* WHAT IS EXPECTED: Below are the records; locate each line with the word "JSON" and copy it.
● ● ● ● ●
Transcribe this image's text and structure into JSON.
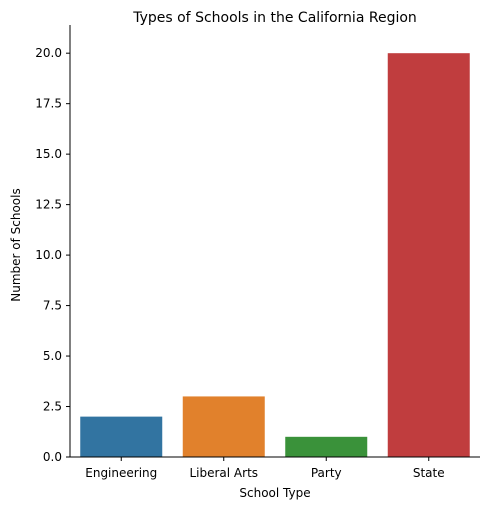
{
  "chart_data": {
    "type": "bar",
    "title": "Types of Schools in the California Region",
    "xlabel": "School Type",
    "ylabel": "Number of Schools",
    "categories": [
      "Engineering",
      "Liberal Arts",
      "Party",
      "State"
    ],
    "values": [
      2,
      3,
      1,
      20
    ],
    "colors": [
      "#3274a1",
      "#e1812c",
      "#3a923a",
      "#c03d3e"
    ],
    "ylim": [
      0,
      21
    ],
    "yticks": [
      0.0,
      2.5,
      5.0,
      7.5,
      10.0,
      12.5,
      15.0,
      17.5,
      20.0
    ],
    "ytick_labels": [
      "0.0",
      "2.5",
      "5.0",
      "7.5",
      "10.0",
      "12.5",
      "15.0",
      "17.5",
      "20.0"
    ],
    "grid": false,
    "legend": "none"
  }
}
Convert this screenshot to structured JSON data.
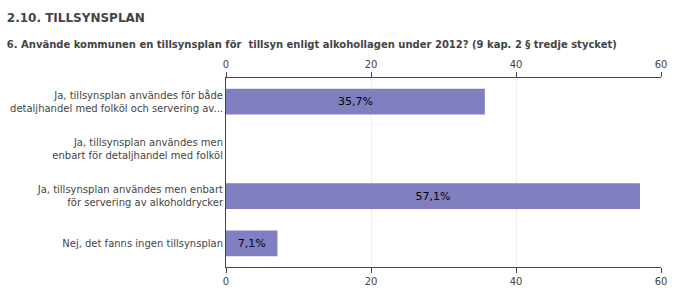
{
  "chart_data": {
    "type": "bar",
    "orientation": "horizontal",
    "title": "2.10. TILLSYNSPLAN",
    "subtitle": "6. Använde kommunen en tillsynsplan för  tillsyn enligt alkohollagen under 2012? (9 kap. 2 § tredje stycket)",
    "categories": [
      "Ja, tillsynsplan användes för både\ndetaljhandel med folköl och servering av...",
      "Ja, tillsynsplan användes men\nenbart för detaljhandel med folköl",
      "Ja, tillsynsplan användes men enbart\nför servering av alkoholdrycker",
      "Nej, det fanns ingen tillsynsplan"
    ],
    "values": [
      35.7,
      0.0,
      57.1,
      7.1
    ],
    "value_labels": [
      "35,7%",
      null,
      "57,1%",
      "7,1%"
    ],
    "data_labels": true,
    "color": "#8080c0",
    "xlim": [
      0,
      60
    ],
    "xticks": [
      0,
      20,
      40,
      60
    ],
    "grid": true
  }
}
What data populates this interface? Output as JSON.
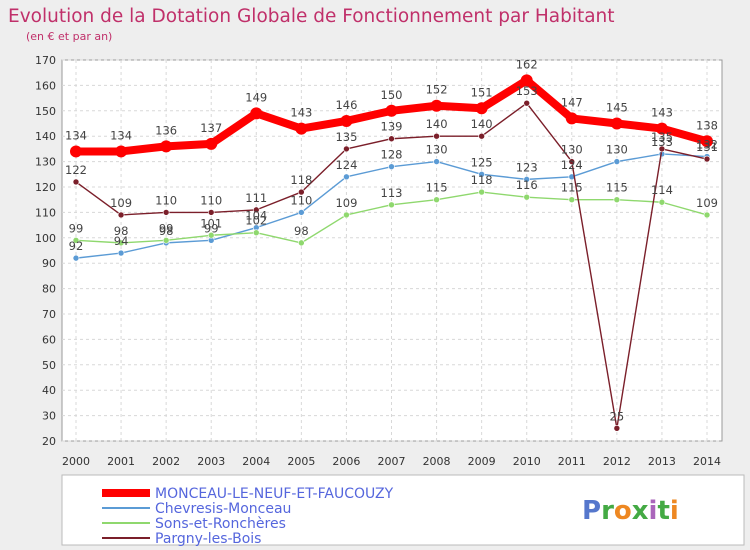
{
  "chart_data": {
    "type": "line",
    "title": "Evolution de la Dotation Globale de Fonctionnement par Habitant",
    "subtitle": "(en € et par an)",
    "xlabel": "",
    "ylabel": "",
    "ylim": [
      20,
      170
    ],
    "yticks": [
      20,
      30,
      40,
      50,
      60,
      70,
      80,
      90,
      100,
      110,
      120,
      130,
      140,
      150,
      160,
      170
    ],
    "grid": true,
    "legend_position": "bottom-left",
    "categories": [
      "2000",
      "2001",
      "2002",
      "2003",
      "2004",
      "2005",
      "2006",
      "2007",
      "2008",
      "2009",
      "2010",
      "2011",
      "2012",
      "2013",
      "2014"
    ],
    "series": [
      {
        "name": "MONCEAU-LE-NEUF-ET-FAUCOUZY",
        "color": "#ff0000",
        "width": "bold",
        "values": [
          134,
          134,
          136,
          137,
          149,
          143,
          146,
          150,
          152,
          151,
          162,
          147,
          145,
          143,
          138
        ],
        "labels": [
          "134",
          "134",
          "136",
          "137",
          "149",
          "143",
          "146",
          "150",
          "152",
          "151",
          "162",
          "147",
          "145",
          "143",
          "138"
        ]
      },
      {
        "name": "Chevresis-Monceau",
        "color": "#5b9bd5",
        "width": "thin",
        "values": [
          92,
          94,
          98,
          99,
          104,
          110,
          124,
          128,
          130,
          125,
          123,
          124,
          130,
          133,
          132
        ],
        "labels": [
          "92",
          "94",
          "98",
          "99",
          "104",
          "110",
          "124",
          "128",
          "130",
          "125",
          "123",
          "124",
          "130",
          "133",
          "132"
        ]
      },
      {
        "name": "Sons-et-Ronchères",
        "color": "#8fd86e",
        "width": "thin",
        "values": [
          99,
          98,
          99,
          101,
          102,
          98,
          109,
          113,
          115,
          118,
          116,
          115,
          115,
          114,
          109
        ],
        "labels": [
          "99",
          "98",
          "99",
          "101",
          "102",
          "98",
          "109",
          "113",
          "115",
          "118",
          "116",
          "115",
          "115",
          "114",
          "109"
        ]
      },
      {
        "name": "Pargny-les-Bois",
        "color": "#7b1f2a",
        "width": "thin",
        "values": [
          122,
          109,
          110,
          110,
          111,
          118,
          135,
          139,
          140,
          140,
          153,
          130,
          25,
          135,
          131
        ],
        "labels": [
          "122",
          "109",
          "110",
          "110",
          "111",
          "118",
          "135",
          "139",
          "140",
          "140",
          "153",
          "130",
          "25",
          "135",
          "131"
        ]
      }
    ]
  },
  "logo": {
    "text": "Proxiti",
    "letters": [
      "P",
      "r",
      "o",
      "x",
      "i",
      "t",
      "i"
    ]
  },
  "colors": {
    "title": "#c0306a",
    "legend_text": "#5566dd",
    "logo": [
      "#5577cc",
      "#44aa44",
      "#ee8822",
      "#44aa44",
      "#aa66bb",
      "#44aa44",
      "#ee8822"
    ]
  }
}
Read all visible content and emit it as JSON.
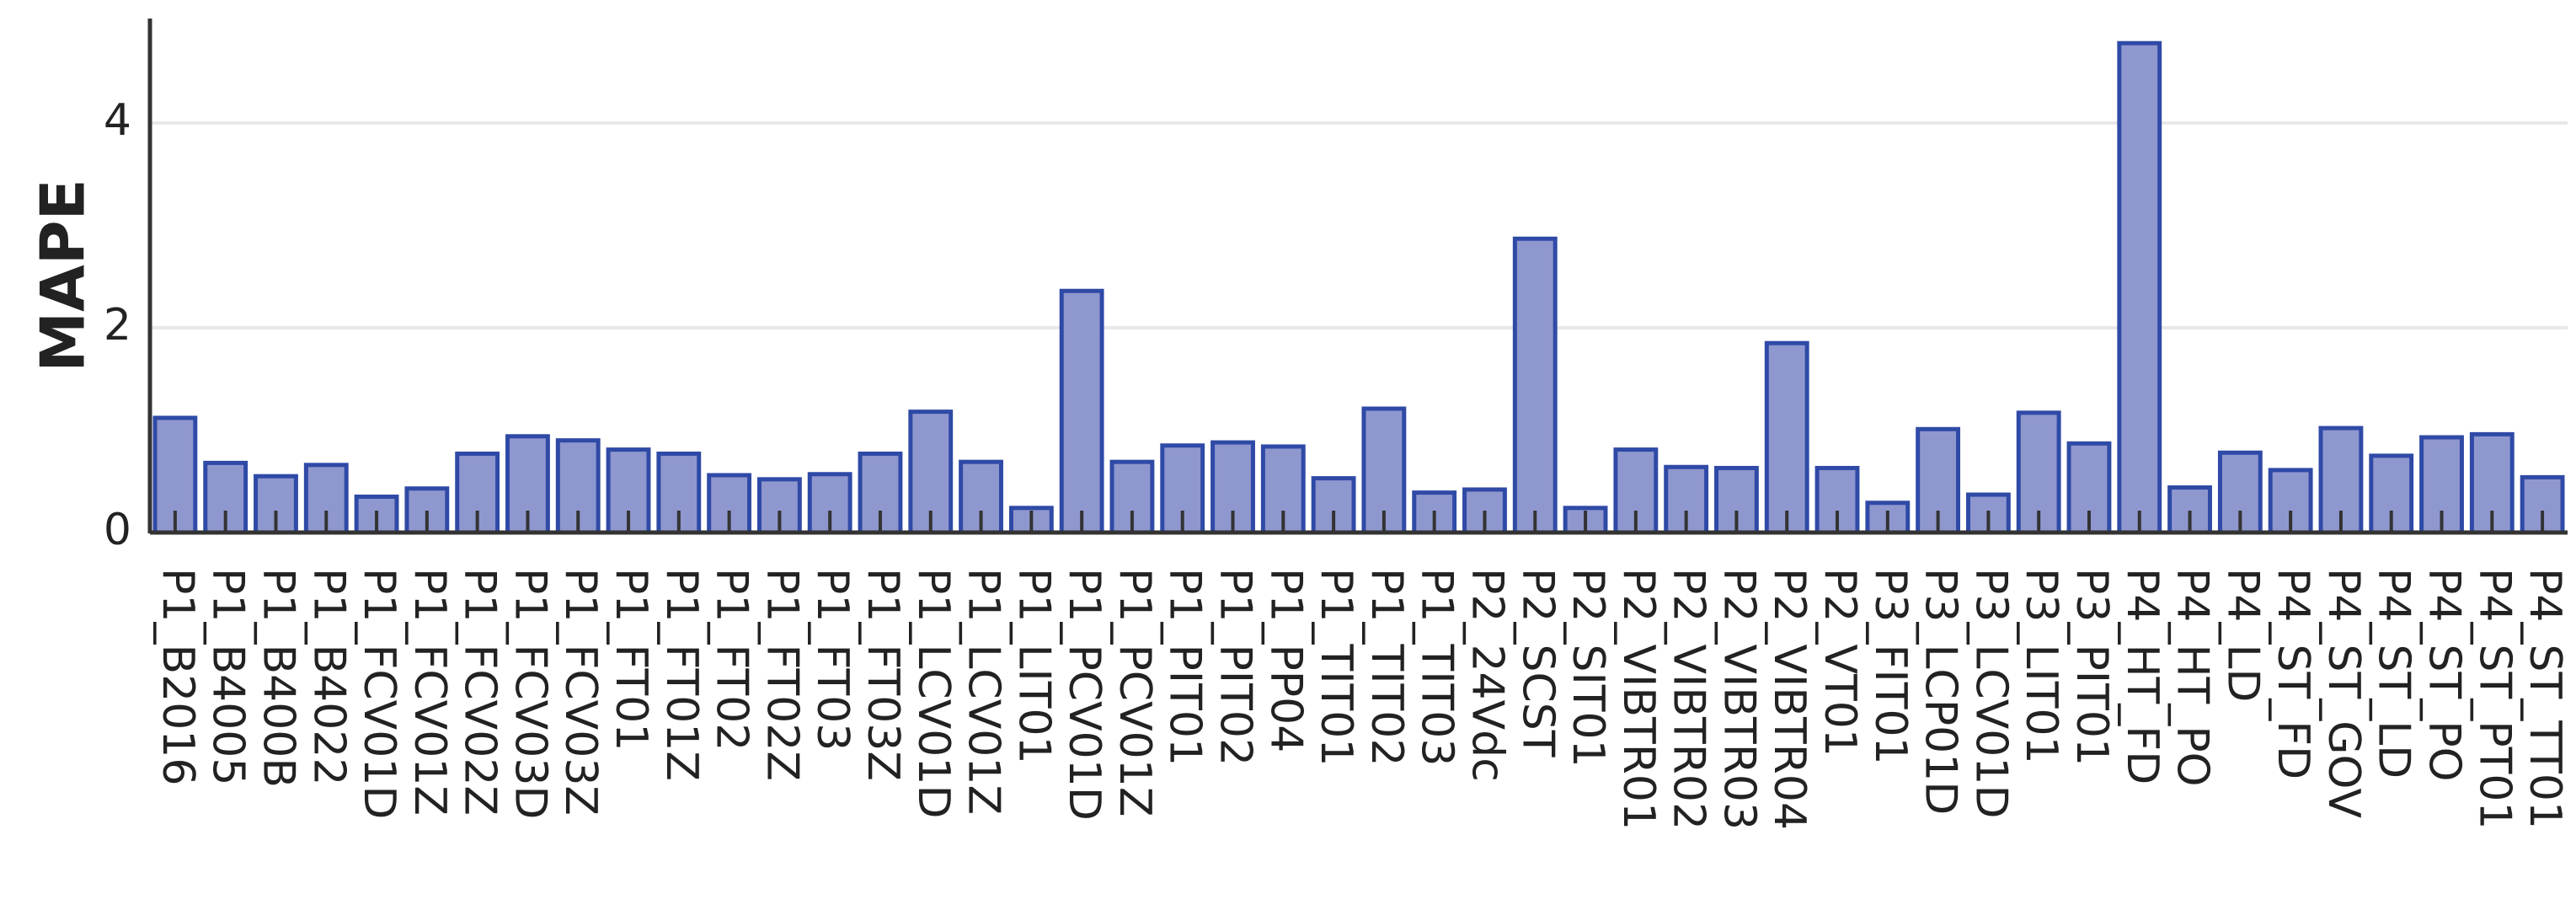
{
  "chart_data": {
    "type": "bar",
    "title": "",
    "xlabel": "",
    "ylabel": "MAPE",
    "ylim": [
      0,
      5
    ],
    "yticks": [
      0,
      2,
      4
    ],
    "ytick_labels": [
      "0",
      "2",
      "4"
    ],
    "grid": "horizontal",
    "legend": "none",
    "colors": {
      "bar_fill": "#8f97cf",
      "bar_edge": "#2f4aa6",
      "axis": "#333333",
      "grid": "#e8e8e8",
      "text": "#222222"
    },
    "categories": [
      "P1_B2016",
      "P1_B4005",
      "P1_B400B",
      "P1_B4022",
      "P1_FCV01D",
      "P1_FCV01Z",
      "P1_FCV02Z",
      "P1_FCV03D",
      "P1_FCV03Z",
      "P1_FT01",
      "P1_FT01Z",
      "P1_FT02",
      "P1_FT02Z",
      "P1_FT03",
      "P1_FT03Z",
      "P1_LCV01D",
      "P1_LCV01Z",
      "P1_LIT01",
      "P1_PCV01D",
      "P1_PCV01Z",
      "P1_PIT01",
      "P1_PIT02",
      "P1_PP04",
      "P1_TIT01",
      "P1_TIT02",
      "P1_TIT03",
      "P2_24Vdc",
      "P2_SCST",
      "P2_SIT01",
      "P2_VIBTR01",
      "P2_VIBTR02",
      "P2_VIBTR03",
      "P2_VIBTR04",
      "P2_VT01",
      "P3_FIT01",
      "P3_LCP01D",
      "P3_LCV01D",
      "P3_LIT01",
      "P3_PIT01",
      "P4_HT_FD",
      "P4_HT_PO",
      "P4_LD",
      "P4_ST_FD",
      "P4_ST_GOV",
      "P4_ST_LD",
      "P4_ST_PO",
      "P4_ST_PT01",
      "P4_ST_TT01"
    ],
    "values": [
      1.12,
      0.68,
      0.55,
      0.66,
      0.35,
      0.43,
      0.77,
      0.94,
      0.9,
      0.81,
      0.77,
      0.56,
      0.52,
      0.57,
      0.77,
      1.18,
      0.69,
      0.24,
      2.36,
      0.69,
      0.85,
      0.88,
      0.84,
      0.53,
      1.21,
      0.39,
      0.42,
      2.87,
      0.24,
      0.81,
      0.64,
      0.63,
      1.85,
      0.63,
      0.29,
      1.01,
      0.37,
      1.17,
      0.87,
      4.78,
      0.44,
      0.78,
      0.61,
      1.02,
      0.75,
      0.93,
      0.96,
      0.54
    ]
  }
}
● ● ● ● ●
* ANSWER TO THIS EXERCISE:
Transcribe this image's text and structure into JSON.
Convert this screenshot to structured JSON data.
What data populates this interface? Output as JSON.
Read all visible content and emit it as JSON.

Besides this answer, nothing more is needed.